>> Begin Data to use

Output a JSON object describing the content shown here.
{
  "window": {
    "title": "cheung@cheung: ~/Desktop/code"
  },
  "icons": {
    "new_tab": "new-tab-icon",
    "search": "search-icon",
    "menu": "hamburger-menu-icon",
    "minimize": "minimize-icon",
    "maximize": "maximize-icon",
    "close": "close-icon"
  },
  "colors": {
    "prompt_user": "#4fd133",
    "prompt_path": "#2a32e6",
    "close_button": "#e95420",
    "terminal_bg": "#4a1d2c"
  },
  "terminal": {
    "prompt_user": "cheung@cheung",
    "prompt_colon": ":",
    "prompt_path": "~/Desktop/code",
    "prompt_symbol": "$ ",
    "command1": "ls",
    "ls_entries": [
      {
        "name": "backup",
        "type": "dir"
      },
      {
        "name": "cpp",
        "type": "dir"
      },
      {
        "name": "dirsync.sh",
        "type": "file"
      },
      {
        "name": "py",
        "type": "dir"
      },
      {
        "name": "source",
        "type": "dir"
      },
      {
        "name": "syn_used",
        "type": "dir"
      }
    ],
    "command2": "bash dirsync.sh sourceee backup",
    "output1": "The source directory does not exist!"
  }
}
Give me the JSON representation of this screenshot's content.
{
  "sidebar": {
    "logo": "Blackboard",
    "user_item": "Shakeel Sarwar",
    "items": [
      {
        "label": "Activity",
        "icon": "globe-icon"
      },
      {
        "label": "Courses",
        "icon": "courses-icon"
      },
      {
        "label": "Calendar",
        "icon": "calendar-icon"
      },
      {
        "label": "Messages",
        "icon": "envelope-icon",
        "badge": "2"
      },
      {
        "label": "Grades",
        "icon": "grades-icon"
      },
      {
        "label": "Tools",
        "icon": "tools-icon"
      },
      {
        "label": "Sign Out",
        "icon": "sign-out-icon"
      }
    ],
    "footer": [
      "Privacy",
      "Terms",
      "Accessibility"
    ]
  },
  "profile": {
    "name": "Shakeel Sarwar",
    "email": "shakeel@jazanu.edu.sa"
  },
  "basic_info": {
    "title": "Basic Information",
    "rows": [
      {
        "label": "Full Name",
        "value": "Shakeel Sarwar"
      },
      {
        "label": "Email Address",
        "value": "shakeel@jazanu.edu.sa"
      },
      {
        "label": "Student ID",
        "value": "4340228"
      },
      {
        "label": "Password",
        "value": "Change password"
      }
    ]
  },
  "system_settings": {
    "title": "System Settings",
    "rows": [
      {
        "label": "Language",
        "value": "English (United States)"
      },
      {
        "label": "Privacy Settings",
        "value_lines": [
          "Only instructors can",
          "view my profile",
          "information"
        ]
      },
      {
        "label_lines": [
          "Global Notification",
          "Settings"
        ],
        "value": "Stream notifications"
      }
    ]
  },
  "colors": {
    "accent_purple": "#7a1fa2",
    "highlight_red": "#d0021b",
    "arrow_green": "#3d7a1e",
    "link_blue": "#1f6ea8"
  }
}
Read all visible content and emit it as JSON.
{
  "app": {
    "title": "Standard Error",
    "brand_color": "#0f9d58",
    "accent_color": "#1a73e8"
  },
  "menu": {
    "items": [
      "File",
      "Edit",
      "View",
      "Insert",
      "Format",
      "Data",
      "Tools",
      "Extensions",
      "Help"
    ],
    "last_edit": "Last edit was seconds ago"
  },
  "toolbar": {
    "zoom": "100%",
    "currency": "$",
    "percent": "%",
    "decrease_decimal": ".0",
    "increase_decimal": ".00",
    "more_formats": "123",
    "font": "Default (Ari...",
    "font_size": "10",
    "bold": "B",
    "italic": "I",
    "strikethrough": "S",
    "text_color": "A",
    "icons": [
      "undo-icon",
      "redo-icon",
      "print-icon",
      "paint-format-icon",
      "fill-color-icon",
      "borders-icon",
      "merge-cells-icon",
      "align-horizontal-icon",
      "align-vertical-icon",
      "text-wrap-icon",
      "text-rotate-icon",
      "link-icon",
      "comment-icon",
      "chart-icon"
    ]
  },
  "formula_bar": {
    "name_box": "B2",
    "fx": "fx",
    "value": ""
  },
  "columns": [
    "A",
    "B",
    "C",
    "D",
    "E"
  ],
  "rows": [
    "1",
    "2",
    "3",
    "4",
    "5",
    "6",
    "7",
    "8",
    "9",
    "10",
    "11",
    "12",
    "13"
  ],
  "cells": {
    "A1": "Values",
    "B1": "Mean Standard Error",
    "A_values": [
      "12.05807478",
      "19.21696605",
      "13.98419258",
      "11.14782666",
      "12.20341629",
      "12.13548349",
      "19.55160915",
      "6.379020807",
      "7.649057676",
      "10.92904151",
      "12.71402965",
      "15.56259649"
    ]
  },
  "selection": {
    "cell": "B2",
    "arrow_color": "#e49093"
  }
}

>> End Data to use
>> Begin Data to use

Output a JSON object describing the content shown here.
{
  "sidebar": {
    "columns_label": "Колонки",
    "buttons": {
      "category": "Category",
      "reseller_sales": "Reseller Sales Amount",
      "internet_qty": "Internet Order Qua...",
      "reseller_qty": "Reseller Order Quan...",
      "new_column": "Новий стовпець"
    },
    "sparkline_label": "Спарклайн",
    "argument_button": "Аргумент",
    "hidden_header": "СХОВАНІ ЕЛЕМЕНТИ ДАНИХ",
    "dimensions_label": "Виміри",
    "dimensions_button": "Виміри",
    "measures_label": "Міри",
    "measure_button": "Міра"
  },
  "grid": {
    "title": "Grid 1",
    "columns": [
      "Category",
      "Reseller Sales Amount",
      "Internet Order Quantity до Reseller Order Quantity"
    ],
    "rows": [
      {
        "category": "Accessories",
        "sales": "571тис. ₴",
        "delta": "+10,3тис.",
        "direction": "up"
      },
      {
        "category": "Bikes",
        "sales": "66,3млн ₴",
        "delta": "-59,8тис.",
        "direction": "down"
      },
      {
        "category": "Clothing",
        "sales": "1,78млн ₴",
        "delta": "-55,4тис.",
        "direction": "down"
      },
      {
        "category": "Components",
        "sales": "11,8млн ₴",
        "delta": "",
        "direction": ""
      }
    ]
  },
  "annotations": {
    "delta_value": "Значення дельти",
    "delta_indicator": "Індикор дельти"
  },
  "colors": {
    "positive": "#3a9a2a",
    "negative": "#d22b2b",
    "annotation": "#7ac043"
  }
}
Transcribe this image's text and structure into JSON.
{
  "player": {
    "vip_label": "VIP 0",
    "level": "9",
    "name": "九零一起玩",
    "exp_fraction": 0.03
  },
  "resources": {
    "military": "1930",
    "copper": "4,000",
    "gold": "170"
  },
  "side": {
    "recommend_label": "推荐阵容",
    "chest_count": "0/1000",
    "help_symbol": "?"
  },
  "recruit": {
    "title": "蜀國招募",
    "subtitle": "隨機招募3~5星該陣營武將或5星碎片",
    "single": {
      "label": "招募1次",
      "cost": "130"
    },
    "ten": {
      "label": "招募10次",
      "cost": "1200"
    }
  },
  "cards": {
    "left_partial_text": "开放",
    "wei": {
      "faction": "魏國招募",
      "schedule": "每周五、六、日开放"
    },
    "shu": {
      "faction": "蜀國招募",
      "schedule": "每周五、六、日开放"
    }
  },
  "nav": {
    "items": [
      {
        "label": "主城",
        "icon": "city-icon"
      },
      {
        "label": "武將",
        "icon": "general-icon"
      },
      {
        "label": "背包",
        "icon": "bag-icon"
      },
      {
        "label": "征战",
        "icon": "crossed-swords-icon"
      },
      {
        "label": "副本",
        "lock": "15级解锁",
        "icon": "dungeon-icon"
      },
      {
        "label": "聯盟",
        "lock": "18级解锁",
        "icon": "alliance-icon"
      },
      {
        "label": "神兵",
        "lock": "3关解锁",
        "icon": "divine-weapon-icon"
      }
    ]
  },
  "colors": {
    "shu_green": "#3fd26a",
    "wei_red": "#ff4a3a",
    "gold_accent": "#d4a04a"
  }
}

>> End Data to use
>> Begin Data to use

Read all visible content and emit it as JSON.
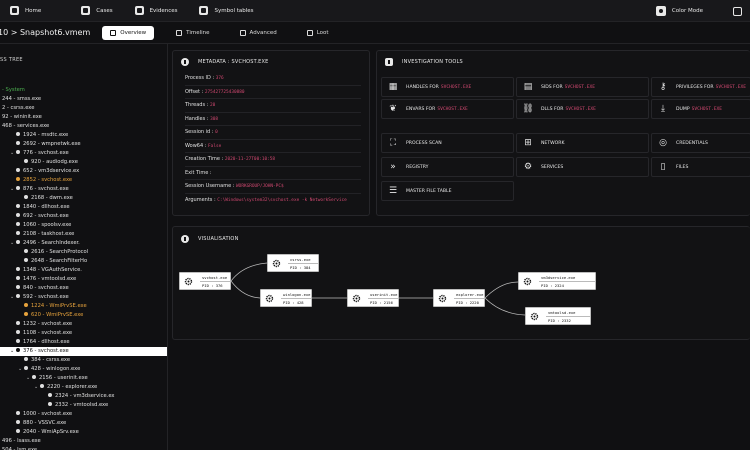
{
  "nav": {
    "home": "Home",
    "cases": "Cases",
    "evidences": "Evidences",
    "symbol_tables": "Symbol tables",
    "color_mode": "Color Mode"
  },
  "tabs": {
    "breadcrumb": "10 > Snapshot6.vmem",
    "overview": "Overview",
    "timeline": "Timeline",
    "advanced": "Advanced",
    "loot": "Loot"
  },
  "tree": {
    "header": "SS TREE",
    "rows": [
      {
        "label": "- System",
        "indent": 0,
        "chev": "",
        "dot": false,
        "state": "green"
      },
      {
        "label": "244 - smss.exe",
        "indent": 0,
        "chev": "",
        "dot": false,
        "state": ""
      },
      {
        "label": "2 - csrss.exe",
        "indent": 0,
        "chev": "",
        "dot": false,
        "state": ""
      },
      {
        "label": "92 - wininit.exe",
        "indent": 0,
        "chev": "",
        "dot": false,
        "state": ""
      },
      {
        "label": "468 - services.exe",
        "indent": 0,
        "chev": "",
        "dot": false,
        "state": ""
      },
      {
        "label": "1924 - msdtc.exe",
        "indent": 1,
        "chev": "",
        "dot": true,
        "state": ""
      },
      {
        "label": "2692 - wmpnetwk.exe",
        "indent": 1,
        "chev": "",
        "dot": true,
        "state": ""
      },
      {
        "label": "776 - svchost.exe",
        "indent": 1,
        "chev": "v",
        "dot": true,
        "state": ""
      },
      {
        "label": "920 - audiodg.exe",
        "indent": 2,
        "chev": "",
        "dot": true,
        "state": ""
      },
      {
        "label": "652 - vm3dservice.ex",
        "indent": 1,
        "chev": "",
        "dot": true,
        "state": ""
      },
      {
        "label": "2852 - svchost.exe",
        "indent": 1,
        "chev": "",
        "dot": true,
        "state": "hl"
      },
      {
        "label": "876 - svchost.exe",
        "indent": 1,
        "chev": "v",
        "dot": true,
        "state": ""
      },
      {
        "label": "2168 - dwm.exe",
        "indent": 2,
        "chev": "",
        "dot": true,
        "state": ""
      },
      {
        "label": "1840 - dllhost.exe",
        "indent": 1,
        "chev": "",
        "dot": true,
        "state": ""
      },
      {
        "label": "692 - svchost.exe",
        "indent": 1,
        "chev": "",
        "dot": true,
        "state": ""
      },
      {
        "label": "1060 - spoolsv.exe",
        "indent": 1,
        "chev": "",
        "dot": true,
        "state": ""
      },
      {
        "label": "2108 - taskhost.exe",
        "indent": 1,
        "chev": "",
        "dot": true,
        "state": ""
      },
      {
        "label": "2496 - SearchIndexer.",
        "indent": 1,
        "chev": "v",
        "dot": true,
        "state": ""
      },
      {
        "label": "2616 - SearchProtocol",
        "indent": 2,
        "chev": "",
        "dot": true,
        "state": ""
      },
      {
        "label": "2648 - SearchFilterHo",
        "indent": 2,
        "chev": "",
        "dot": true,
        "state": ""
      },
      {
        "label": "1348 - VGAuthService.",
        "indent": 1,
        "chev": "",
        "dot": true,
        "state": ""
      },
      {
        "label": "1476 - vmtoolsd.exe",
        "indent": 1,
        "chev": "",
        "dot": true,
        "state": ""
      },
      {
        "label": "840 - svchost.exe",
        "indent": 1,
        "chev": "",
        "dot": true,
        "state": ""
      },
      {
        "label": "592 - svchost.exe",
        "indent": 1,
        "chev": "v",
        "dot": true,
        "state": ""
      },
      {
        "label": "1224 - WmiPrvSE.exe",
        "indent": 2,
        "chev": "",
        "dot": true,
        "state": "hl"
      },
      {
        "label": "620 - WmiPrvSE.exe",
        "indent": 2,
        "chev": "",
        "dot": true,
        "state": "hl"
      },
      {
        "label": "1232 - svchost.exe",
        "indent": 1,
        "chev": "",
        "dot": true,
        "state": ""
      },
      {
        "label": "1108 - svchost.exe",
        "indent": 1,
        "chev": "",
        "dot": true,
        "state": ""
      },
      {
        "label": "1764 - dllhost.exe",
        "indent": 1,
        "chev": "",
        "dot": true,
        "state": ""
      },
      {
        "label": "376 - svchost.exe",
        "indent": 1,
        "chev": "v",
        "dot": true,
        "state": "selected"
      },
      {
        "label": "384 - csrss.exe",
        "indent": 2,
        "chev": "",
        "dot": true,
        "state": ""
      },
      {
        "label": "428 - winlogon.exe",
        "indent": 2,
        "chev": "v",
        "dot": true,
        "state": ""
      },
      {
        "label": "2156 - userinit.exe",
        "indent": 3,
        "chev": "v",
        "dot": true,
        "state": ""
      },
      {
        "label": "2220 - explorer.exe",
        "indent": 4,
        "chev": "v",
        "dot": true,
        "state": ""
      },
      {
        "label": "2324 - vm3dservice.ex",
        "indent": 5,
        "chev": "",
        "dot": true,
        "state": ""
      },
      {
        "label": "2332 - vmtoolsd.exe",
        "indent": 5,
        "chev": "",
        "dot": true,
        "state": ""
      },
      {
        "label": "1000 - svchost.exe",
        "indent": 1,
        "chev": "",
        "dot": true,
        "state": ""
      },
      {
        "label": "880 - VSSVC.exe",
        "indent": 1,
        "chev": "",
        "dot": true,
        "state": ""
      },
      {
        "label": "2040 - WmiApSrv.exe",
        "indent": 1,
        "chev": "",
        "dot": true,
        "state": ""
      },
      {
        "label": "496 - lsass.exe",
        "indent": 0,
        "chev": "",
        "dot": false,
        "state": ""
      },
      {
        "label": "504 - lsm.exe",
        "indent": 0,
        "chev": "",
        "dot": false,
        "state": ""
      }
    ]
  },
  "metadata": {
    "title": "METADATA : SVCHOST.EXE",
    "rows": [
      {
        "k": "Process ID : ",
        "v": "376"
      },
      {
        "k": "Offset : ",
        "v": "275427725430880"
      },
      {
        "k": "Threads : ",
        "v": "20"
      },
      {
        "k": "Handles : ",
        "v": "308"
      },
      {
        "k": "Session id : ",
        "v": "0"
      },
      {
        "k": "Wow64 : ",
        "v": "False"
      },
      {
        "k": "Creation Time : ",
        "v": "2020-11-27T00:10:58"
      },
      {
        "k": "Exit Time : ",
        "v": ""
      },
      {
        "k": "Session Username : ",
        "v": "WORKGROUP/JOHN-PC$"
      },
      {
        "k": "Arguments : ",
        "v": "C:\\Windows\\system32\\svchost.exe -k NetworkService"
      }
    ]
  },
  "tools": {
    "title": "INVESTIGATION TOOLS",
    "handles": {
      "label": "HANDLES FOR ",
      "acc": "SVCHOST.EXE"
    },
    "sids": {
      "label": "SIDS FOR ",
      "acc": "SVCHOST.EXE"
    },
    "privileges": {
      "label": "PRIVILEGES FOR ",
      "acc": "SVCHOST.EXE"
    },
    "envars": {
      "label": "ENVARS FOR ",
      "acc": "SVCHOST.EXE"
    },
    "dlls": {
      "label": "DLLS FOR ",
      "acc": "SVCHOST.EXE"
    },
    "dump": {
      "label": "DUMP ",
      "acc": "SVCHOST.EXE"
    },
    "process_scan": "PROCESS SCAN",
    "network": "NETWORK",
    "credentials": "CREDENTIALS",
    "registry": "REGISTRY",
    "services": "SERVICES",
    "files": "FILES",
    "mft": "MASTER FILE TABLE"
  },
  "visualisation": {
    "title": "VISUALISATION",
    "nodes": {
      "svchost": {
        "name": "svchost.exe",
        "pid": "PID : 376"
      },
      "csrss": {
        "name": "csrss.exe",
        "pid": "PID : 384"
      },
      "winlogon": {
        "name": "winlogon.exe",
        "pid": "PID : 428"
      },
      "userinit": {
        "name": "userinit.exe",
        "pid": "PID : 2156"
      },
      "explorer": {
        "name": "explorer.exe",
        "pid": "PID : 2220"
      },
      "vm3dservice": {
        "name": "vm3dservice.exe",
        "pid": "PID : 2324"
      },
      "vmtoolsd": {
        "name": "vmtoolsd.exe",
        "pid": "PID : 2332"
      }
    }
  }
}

>> End Data to use

__Goal of the exercise__:
How many lines in these entries contain the string "cheung"? State the number and nothing more.

__Response to this task__:
2